**WHAT YOU WILL DO:**
From the entries that follow, gather each line holding the word "value".

>> BEGIN INPUT FOR THIS TASK

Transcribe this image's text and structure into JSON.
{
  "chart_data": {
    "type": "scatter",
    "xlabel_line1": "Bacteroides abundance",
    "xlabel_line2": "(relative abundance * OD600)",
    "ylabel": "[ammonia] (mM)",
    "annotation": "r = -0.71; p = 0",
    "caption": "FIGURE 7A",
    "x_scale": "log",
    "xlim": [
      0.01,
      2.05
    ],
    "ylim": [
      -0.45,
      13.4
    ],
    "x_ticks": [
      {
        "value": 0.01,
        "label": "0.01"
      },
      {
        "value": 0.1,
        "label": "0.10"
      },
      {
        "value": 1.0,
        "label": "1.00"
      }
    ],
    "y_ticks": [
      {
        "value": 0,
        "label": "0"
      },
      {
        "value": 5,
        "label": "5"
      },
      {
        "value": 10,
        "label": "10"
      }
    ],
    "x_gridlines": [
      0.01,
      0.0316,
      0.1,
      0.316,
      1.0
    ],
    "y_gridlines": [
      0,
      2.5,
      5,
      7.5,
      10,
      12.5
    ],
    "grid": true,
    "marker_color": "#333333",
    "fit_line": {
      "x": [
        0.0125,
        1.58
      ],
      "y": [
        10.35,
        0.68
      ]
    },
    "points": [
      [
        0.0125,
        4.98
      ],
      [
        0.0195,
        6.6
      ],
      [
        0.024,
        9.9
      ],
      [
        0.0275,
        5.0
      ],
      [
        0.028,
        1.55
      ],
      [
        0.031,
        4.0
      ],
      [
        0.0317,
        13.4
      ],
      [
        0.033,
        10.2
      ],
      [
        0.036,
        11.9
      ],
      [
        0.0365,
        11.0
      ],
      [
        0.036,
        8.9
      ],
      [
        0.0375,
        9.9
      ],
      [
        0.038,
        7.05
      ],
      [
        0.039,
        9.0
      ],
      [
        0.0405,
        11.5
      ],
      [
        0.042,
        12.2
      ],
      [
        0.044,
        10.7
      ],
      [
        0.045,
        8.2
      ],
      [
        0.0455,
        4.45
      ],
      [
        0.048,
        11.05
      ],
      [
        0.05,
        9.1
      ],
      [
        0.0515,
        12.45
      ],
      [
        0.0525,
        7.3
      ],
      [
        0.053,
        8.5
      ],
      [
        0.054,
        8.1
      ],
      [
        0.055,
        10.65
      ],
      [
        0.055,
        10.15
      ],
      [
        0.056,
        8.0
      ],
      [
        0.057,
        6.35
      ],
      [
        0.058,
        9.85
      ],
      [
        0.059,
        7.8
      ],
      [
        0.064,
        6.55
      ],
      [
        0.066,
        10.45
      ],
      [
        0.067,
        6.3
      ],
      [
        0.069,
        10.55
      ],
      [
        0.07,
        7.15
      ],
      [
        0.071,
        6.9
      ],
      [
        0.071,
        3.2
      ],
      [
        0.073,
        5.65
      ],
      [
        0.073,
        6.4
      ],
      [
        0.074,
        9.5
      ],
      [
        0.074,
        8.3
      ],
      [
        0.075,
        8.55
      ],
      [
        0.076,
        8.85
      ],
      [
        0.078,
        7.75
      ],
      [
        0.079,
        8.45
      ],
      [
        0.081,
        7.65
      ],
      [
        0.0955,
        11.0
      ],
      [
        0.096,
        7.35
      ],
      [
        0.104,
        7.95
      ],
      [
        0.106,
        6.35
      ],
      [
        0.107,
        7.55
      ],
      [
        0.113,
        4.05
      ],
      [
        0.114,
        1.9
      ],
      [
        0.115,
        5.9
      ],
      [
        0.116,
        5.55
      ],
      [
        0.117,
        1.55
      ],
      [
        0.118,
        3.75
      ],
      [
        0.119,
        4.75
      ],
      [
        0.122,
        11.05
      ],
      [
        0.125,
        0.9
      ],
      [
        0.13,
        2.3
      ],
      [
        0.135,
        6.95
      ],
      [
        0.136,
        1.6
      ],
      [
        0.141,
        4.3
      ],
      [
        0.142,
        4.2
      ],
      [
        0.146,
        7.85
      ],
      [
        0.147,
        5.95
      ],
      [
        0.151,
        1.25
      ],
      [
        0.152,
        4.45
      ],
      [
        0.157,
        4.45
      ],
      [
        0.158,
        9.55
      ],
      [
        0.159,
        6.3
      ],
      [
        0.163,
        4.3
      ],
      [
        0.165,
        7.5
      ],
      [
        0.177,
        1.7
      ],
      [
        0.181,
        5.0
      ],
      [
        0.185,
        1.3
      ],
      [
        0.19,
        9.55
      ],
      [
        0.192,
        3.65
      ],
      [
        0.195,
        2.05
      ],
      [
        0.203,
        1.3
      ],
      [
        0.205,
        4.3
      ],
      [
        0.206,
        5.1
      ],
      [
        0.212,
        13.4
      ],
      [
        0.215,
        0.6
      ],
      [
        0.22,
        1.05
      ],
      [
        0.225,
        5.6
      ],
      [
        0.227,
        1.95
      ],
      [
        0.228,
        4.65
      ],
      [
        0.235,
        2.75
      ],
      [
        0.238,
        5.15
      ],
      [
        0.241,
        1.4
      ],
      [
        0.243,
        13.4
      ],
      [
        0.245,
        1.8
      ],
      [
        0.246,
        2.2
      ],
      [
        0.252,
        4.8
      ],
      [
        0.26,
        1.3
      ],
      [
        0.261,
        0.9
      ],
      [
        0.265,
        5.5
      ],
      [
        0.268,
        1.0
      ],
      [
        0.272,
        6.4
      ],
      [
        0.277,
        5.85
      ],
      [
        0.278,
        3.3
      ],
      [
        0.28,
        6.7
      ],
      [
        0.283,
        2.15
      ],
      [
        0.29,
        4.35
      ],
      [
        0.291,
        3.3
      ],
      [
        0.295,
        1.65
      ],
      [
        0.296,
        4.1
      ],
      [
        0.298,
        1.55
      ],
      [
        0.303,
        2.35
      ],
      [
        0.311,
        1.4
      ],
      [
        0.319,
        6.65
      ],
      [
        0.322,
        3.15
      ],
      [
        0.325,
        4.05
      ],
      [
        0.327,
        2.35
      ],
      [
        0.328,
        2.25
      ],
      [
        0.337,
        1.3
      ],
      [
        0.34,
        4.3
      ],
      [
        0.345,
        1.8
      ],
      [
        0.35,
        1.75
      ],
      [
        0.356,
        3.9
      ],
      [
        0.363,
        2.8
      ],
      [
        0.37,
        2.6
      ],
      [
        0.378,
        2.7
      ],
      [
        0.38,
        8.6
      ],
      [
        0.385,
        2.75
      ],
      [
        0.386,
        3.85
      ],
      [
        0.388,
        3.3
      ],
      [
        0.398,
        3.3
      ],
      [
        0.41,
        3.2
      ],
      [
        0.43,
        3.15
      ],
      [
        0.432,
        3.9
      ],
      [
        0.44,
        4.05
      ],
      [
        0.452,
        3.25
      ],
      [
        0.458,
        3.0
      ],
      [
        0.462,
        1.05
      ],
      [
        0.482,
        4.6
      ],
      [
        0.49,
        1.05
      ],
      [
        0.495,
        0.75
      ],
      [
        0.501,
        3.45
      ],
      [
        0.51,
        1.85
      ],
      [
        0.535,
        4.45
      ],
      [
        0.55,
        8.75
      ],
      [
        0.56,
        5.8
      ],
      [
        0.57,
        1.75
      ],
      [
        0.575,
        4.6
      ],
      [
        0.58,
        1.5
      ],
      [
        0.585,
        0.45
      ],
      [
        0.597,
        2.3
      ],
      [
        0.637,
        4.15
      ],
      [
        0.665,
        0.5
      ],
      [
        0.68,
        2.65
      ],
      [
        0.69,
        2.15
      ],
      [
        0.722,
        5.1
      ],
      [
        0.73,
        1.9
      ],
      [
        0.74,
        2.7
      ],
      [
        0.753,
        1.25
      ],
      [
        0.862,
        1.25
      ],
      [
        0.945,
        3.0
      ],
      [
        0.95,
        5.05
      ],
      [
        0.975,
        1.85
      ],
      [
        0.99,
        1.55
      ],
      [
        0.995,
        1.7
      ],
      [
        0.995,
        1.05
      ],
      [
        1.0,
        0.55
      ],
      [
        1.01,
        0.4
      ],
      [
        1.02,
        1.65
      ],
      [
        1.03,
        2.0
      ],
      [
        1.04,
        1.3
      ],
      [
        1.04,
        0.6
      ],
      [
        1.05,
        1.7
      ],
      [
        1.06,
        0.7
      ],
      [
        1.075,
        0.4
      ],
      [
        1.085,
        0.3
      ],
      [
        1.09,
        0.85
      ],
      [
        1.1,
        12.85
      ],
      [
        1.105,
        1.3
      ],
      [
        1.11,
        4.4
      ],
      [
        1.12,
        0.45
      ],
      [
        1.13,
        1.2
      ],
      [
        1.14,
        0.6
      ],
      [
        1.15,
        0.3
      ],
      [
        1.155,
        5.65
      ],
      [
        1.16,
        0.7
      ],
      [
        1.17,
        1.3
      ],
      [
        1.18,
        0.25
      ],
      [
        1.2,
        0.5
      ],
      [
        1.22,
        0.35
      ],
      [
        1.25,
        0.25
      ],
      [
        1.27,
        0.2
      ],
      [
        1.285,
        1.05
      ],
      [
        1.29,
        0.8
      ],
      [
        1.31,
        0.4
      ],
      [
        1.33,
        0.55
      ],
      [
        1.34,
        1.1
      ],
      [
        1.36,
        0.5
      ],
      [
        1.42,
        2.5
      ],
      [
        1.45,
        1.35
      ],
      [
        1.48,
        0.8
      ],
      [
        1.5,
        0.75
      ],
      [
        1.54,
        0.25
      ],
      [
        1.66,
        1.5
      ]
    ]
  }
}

>> END INPUT FOR THIS TASK

**OUTPUT:**
        "value": 0.01,
        "value": 0.1,
        "value": 1.0,
        "value": 0,
        "value": 5,
        "value": 10,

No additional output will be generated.